** begin Task inputs **
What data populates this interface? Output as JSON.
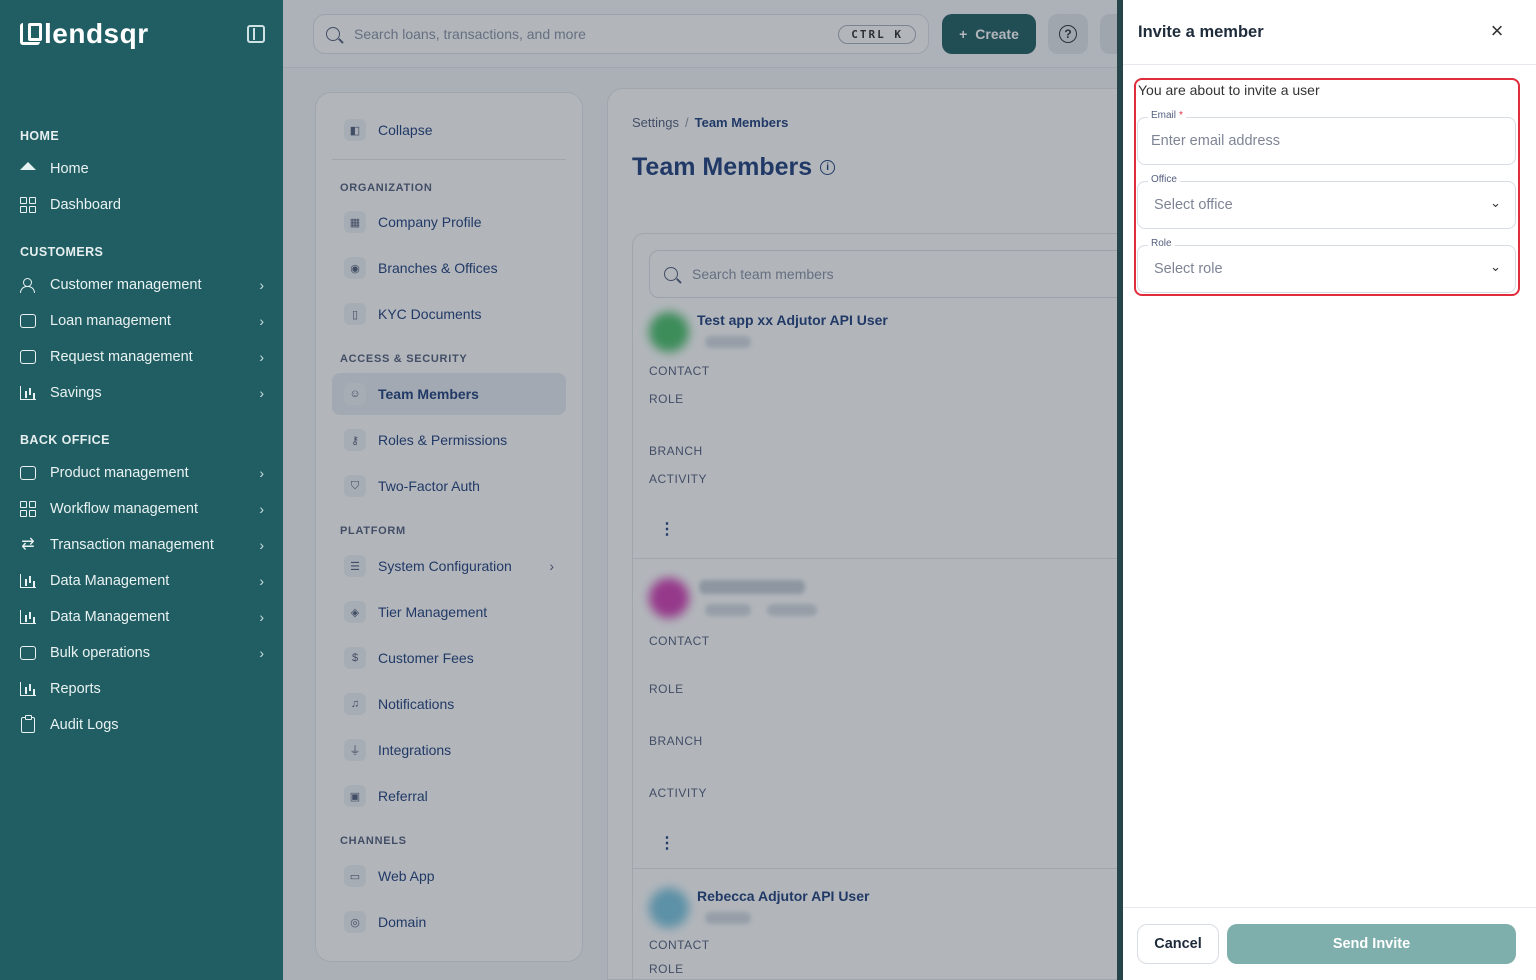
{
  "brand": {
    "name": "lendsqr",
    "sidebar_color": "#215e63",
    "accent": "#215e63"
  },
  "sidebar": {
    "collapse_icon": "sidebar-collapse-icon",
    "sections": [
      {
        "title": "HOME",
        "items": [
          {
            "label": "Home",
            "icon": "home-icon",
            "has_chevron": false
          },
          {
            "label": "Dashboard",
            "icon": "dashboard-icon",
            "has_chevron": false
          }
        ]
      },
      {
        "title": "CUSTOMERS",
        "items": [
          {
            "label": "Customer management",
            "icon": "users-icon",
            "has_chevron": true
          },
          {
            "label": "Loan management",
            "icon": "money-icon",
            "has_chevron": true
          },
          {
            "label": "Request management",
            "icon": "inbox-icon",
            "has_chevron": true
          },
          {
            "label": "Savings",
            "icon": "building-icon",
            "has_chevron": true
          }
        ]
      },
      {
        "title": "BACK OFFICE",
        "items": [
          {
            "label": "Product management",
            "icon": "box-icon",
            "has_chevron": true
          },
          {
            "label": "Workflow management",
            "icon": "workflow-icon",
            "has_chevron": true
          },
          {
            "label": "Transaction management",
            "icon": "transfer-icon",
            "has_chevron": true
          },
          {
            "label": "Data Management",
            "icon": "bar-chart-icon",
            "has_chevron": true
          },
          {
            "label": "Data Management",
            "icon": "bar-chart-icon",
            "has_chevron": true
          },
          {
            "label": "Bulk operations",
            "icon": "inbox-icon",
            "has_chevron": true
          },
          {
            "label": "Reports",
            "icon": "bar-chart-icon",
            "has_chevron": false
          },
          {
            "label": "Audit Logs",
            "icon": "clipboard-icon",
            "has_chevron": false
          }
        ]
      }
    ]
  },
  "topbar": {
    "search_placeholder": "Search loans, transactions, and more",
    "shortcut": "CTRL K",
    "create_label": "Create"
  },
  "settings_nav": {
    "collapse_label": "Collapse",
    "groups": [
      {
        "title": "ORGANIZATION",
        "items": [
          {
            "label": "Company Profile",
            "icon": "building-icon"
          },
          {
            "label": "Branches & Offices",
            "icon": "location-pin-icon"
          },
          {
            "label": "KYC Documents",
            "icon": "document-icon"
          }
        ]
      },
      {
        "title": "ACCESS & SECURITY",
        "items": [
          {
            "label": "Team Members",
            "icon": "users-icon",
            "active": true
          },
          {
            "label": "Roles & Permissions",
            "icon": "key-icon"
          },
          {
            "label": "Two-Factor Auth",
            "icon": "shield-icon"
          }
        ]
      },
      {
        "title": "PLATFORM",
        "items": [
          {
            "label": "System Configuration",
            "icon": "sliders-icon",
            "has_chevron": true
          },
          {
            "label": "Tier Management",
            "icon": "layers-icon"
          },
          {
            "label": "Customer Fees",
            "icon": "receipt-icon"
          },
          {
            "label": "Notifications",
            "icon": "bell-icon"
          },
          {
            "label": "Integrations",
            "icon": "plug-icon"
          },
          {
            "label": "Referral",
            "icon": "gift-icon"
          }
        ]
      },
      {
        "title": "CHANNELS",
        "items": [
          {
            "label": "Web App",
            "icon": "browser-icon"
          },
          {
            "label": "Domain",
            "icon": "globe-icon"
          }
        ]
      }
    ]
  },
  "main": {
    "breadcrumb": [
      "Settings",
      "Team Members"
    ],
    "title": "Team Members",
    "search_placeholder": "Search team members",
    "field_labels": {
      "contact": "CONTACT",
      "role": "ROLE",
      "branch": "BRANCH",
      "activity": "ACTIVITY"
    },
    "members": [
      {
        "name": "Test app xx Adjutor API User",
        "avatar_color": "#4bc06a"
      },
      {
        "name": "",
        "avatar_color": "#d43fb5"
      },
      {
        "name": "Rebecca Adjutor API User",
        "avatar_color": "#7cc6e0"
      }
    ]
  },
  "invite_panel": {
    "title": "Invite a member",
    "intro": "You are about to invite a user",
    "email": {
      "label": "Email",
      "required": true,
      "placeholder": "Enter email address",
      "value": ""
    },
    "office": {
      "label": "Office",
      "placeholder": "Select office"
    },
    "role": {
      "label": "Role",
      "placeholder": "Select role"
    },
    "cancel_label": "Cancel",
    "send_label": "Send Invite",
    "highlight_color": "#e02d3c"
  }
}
** end Task inputs **
■ Stated exercise:
Copy every entry word for word, but omit the pictures.

■ Solution:
What data populates this interface? Output as JSON.
{
  "brand": {
    "name": "lendsqr",
    "sidebar_color": "#215e63",
    "accent": "#215e63"
  },
  "sidebar": {
    "collapse_icon": "sidebar-collapse-icon",
    "sections": [
      {
        "title": "HOME",
        "items": [
          {
            "label": "Home",
            "icon": "home-icon",
            "has_chevron": false
          },
          {
            "label": "Dashboard",
            "icon": "dashboard-icon",
            "has_chevron": false
          }
        ]
      },
      {
        "title": "CUSTOMERS",
        "items": [
          {
            "label": "Customer management",
            "icon": "users-icon",
            "has_chevron": true
          },
          {
            "label": "Loan management",
            "icon": "money-icon",
            "has_chevron": true
          },
          {
            "label": "Request management",
            "icon": "inbox-icon",
            "has_chevron": true
          },
          {
            "label": "Savings",
            "icon": "building-icon",
            "has_chevron": true
          }
        ]
      },
      {
        "title": "BACK OFFICE",
        "items": [
          {
            "label": "Product management",
            "icon": "box-icon",
            "has_chevron": true
          },
          {
            "label": "Workflow management",
            "icon": "workflow-icon",
            "has_chevron": true
          },
          {
            "label": "Transaction management",
            "icon": "transfer-icon",
            "has_chevron": true
          },
          {
            "label": "Data Management",
            "icon": "bar-chart-icon",
            "has_chevron": true
          },
          {
            "label": "Data Management",
            "icon": "bar-chart-icon",
            "has_chevron": true
          },
          {
            "label": "Bulk operations",
            "icon": "inbox-icon",
            "has_chevron": true
          },
          {
            "label": "Reports",
            "icon": "bar-chart-icon",
            "has_chevron": false
          },
          {
            "label": "Audit Logs",
            "icon": "clipboard-icon",
            "has_chevron": false
          }
        ]
      }
    ]
  },
  "topbar": {
    "search_placeholder": "Search loans, transactions, and more",
    "shortcut": "CTRL K",
    "create_label": "Create"
  },
  "settings_nav": {
    "collapse_label": "Collapse",
    "groups": [
      {
        "title": "ORGANIZATION",
        "items": [
          {
            "label": "Company Profile",
            "icon": "building-icon"
          },
          {
            "label": "Branches & Offices",
            "icon": "location-pin-icon"
          },
          {
            "label": "KYC Documents",
            "icon": "document-icon"
          }
        ]
      },
      {
        "title": "ACCESS & SECURITY",
        "items": [
          {
            "label": "Team Members",
            "icon": "users-icon",
            "active": true
          },
          {
            "label": "Roles & Permissions",
            "icon": "key-icon"
          },
          {
            "label": "Two-Factor Auth",
            "icon": "shield-icon"
          }
        ]
      },
      {
        "title": "PLATFORM",
        "items": [
          {
            "label": "System Configuration",
            "icon": "sliders-icon",
            "has_chevron": true
          },
          {
            "label": "Tier Management",
            "icon": "layers-icon"
          },
          {
            "label": "Customer Fees",
            "icon": "receipt-icon"
          },
          {
            "label": "Notifications",
            "icon": "bell-icon"
          },
          {
            "label": "Integrations",
            "icon": "plug-icon"
          },
          {
            "label": "Referral",
            "icon": "gift-icon"
          }
        ]
      },
      {
        "title": "CHANNELS",
        "items": [
          {
            "label": "Web App",
            "icon": "browser-icon"
          },
          {
            "label": "Domain",
            "icon": "globe-icon"
          }
        ]
      }
    ]
  },
  "main": {
    "breadcrumb": [
      "Settings",
      "Team Members"
    ],
    "title": "Team Members",
    "search_placeholder": "Search team members",
    "field_labels": {
      "contact": "CONTACT",
      "role": "ROLE",
      "branch": "BRANCH",
      "activity": "ACTIVITY"
    },
    "members": [
      {
        "name": "Test app xx Adjutor API User",
        "avatar_color": "#4bc06a"
      },
      {
        "name": "",
        "avatar_color": "#d43fb5"
      },
      {
        "name": "Rebecca Adjutor API User",
        "avatar_color": "#7cc6e0"
      }
    ]
  },
  "invite_panel": {
    "title": "Invite a member",
    "intro": "You are about to invite a user",
    "email": {
      "label": "Email",
      "required": true,
      "placeholder": "Enter email address",
      "value": ""
    },
    "office": {
      "label": "Office",
      "placeholder": "Select office"
    },
    "role": {
      "label": "Role",
      "placeholder": "Select role"
    },
    "cancel_label": "Cancel",
    "send_label": "Send Invite",
    "highlight_color": "#e02d3c"
  }
}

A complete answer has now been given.